Extract =>

········

According to the conventional wisdom--echoed by Senators Obama and Clinton on the campaign trail and by President Obama in his Al Arabiya interview a week after taking office--the Bush administration's conduct of foreign policy fostered anti-Americanism around the globe and left America's alliances, particularly in the Arab world, in disrepair. While they are perfectly familiar with this view, the people I spoke with last week in the United Arab Emirates and Kuwait--government officials, military officers, business people, and journalists--offered a less melodramatic and more compelling account.
Not that the weeklong trip to the Gulf--funded by the UAE and Kuwait and organized by Washington's Center for Strategic and International Studies for a small group of scholars, journalists, and former and future government officials--failed to include plenty of criticism of the Bush administration, particularly in connection with Israel, Iraq, and Iran. But even the harshest critics stressed their countries' close and continuing military and economic cooperation with the United States. They also insisted that America's vital national interests aligned with theirs and were keen to cultivate the alliance on the grounds that it was vital to the long-term security and prosperity of the Gulf states and the United States.

········

Recorded information =>
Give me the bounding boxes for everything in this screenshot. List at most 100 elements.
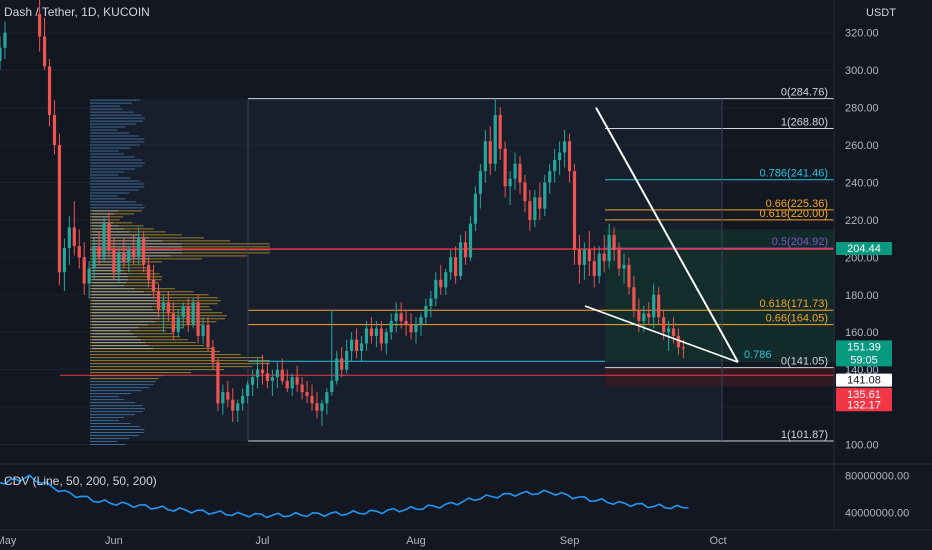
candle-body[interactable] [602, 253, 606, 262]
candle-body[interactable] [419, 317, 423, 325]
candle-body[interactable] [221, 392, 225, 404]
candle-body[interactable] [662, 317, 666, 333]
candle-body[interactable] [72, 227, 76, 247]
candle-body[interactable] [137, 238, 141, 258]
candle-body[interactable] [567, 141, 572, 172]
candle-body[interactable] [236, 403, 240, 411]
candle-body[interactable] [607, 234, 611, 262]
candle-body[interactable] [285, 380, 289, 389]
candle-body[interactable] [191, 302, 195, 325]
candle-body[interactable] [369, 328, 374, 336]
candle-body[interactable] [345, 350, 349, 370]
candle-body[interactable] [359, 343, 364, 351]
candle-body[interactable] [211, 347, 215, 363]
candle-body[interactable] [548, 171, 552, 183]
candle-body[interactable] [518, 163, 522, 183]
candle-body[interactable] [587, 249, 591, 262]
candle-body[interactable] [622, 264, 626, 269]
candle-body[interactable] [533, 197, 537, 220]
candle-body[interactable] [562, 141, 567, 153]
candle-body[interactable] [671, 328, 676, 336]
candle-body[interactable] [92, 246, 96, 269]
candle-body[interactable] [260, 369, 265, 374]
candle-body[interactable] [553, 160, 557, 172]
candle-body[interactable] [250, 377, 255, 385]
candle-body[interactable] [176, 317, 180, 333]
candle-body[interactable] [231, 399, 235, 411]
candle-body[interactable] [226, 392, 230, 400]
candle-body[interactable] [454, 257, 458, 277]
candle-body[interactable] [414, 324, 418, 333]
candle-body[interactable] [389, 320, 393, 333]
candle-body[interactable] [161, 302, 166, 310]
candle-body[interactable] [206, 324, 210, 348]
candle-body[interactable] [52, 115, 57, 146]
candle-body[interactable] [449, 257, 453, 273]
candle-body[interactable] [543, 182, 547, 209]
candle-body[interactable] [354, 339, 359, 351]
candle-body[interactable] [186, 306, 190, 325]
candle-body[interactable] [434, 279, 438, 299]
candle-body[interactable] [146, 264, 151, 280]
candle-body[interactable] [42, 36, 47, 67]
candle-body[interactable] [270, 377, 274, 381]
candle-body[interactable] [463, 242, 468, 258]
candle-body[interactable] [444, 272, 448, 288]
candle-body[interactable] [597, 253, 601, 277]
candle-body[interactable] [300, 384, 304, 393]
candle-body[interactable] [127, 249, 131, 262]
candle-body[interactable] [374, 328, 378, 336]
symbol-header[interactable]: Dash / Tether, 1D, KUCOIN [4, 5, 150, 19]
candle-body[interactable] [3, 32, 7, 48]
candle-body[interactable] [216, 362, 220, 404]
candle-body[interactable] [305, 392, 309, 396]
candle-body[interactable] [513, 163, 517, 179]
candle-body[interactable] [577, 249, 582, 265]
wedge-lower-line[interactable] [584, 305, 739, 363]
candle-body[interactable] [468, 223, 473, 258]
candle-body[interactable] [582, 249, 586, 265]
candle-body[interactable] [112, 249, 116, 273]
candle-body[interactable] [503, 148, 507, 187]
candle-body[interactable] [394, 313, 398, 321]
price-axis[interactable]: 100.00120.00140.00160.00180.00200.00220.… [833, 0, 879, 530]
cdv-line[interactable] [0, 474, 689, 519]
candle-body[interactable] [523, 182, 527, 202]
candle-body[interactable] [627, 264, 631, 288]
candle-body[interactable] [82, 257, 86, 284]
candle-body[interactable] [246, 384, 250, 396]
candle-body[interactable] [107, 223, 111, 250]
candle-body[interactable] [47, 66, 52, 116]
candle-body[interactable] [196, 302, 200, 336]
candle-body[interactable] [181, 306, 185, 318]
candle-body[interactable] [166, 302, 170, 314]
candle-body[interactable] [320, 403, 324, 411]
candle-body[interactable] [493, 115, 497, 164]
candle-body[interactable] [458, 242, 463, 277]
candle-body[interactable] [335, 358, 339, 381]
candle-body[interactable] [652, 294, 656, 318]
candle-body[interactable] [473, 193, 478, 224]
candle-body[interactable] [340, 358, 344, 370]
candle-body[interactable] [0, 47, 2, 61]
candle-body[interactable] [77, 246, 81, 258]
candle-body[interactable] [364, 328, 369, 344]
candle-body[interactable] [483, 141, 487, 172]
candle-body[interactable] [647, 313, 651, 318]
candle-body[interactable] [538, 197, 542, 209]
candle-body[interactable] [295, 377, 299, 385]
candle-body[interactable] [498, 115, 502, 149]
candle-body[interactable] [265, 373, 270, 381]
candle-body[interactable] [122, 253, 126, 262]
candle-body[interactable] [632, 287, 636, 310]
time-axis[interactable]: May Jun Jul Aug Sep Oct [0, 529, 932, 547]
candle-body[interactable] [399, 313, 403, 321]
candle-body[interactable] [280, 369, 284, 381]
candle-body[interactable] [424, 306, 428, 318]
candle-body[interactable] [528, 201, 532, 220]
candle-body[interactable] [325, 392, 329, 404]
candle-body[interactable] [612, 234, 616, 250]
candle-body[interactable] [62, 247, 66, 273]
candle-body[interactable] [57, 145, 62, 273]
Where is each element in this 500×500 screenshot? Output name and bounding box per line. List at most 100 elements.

········

Exercise set =>
[1] Turn the paragraph of the Gulf essay that opens with "Not that the weeklong trip" into a short bulleted list that keeps its main facts.
[2] According to the Gulf essay, which organization arranged the trip?
[3] Repeat a passage from the Gulf essay word for word, beginning at the words "Not that the" and stopping after "and the United States.".
The material after the Gulf essay stands apart from it.

Expected outputs =>
[1]
- The weeklong Gulf trip was funded by the UAE and Kuwait and organized by Washington's Center for Strategic and International Studies.
- It was for a small group of scholars, journalists, and former and future government officials.
- The trip included plenty of criticism of the Bush administration, particularly about Israel, Iraq, and Iran.
- Even the harshest critics stressed their countries' close and continuing military and economic cooperation with the United States.
- They insisted that America's vital national interests aligned with theirs.
- They wanted to cultivate the alliance as vital to the long-term security and prosperity of the Gulf states and the United States.

[2] Washington's Center for Strategic and International Studies organized it.

[3]
Not that the weeklong trip to the Gulf--funded by the UAE and Kuwait and organized by Washington's Center for Strategic and International Studies for a small group of scholars, journalists, and former and future government officials--failed to include plenty of criticism of the Bush administration, particularly in connection with Israel, Iraq, and Iran. But even the harshest critics stressed their countries' close and continuing military and economic cooperation with the United States. They also insisted that America's vital national interests aligned with theirs and were keen to cultivate the alliance on the grounds that it was vital to the long-term security and prosperity of the Gulf states and the United States.